Directions – Restate, word for word, every line of the data.

* Begin Information shown *

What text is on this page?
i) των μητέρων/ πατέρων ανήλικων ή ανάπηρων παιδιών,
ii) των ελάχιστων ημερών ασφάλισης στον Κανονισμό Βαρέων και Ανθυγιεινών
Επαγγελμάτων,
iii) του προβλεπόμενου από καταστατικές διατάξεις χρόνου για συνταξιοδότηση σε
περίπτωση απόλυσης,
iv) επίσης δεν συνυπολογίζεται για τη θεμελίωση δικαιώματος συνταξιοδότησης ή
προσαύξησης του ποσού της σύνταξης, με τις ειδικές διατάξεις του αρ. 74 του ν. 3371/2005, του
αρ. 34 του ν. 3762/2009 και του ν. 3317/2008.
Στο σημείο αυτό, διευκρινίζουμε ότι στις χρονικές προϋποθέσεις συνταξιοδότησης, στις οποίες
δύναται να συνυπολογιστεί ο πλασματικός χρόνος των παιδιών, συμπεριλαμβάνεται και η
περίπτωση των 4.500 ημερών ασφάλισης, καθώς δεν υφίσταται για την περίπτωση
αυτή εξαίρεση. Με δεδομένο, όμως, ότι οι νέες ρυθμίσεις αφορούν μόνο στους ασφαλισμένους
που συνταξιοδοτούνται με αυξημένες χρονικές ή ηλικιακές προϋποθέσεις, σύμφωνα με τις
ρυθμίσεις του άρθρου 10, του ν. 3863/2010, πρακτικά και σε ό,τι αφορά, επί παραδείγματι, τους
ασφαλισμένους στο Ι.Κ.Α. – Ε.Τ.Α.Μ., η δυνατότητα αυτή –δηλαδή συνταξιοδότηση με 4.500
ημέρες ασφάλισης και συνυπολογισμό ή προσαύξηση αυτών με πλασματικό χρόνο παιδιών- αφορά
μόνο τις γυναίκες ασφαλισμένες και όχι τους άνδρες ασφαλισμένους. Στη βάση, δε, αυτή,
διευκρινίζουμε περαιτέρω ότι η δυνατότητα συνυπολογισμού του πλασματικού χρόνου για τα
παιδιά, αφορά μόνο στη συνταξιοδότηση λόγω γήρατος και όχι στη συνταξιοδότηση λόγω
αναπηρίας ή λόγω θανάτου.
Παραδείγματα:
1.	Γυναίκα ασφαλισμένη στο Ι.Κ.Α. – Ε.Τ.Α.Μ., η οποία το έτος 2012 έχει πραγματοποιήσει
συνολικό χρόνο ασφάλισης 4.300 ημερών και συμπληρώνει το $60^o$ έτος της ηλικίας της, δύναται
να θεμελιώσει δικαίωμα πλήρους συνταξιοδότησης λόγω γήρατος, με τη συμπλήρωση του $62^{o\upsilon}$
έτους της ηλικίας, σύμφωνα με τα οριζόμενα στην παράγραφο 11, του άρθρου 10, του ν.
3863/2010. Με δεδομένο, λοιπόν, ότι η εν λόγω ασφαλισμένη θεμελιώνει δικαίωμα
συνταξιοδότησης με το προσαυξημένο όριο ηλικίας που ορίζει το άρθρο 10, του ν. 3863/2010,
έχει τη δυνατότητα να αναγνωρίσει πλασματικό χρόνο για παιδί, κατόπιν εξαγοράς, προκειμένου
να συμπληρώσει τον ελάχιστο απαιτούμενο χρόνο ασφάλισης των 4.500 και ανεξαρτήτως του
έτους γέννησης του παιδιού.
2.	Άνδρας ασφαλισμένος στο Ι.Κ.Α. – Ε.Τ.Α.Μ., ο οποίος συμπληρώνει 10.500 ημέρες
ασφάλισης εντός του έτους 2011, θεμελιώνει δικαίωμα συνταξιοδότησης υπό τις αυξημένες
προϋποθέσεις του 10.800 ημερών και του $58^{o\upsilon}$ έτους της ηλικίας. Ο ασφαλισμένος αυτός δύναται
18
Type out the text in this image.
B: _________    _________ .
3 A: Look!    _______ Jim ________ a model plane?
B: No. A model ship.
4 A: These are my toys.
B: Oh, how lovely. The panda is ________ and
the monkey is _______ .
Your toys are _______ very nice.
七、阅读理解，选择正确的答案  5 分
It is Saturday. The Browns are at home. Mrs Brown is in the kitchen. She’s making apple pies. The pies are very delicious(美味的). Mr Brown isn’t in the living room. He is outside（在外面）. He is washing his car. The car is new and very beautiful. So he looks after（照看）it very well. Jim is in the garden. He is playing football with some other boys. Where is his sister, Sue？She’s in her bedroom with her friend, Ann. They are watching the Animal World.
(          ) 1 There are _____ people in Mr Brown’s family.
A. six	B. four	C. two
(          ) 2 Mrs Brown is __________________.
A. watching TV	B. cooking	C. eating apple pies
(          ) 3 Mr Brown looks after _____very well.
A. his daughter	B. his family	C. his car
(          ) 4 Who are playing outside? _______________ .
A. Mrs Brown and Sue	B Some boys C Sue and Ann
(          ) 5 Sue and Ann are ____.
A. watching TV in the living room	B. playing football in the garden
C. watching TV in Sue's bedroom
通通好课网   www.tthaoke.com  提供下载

* End Information shown *

Task solution –
What text is on this page?
i) των μητέρων/ πατέρων ανήλικων ή ανάπηρων παιδιών,
ii) των ελάχιστων ημερών ασφάλισης στον Κανονισμό Βαρέων και Ανθυγιεινών
Επαγγελμάτων,
iii) του προβλεπόμενου από καταστατικές διατάξεις χρόνου για συνταξιοδότηση σε
περίπτωση απόλυσης,
iv) επίσης δεν συνυπολογίζεται για τη θεμελίωση δικαιώματος συνταξιοδότησης ή
προσαύξησης του ποσού της σύνταξης, με τις ειδικές διατάξεις του αρ. 74 του ν. 3371/2005, του
αρ. 34 του ν. 3762/2009 και του ν. 3317/2008.
Στο σημείο αυτό, διευκρινίζουμε ότι στις χρονικές προϋποθέσεις συνταξιοδότησης, στις οποίες
δύναται να συνυπολογιστεί ο πλασματικός χρόνος των παιδιών, συμπεριλαμβάνεται και η
περίπτωση των 4.500 ημερών ασφάλισης, καθώς δεν υφίσταται για την περίπτωση
αυτή εξαίρεση. Με δεδομένο, όμως, ότι οι νέες ρυθμίσεις αφορούν μόνο στους ασφαλισμένους
που συνταξιοδοτούνται με αυξημένες χρονικές ή ηλικιακές προϋποθέσεις, σύμφωνα με τις
ρυθμίσεις του άρθρου 10, του ν. 3863/2010, πρακτικά και σε ό,τι αφορά, επί παραδείγματι, τους
ασφαλισμένους στο Ι.Κ.Α. – Ε.Τ.Α.Μ., η δυνατότητα αυτή –δηλαδή συνταξιοδότηση με 4.500
ημέρες ασφάλισης και συνυπολογισμό ή προσαύξηση αυτών με πλασματικό χρόνο παιδιών- αφορά
μόνο τις γυναίκες ασφαλισμένες και όχι τους άνδρες ασφαλισμένους. Στη βάση, δε, αυτή,
διευκρινίζουμε περαιτέρω ότι η δυνατότητα συνυπολογισμού του πλασματικού χρόνου για τα
παιδιά, αφορά μόνο στη συνταξιοδότηση λόγω γήρατος και όχι στη συνταξιοδότηση λόγω
αναπηρίας ή λόγω θανάτου.
Παραδείγματα:
1.	Γυναίκα ασφαλισμένη στο Ι.Κ.Α. – Ε.Τ.Α.Μ., η οποία το έτος 2012 έχει πραγματοποιήσει
συνολικό χρόνο ασφάλισης 4.300 ημερών και συμπληρώνει το $60^o$ έτος της ηλικίας της, δύναται
να θεμελιώσει δικαίωμα πλήρους συνταξιοδότησης λόγω γήρατος, με τη συμπλήρωση του $62^{o\upsilon}$
έτους της ηλικίας, σύμφωνα με τα οριζόμενα στην παράγραφο 11, του άρθρου 10, του ν.
3863/2010. Με δεδομένο, λοιπόν, ότι η εν λόγω ασφαλισμένη θεμελιώνει δικαίωμα
συνταξιοδότησης με το προσαυξημένο όριο ηλικίας που ορίζει το άρθρο 10, του ν. 3863/2010,
έχει τη δυνατότητα να αναγνωρίσει πλασματικό χρόνο για παιδί, κατόπιν εξαγοράς, προκειμένου
να συμπληρώσει τον ελάχιστο απαιτούμενο χρόνο ασφάλισης των 4.500 και ανεξαρτήτως του
έτους γέννησης του παιδιού.
2.	Άνδρας ασφαλισμένος στο Ι.Κ.Α. – Ε.Τ.Α.Μ., ο οποίος συμπληρώνει 10.500 ημέρες
ασφάλισης εντός του έτους 2011, θεμελιώνει δικαίωμα συνταξιοδότησης υπό τις αυξημένες
προϋποθέσεις του 10.800 ημερών και του $58^{o\upsilon}$ έτους της ηλικίας. Ο ασφαλισμένος αυτός δύναται
18
Type out the text in this image.
B: _________    _________ .
3 A: Look!    _______ Jim ________ a model plane?
B: No. A model ship.
4 A: These are my toys.
B: Oh, how lovely. The panda is ________ and
the monkey is _______ .
Your toys are _______ very nice.
七、阅读理解，选择正确的答案  5 分
It is Saturday. The Browns are at home. Mrs Brown is in the kitchen. She’s making apple pies. The pies are very delicious(美味的). Mr Brown isn’t in the living room. He is outside（在外面）. He is washing his car. The car is new and very beautiful. So he looks after（照看）it very well. Jim is in the garden. He is playing football with some other boys. Where is his sister, Sue？She’s in her bedroom with her friend, Ann. They are watching the Animal World.
(          ) 1 There are _____ people in Mr Brown’s family.
A. six	B. four	C. two
(          ) 2 Mrs Brown is __________________.
A. watching TV	B. cooking	C. eating apple pies
(          ) 3 Mr Brown looks after _____very well.
A. his daughter	B. his family	C. his car
(          ) 4 Who are playing outside? _______________ .
A. Mrs Brown and Sue	B Some boys C Sue and Ann
(          ) 5 Sue and Ann are ____.
A. watching TV in the living room	B. playing football in the garden
C. watching TV in Sue's bedroom
通通好课网   www.tthaoke.com  提供下载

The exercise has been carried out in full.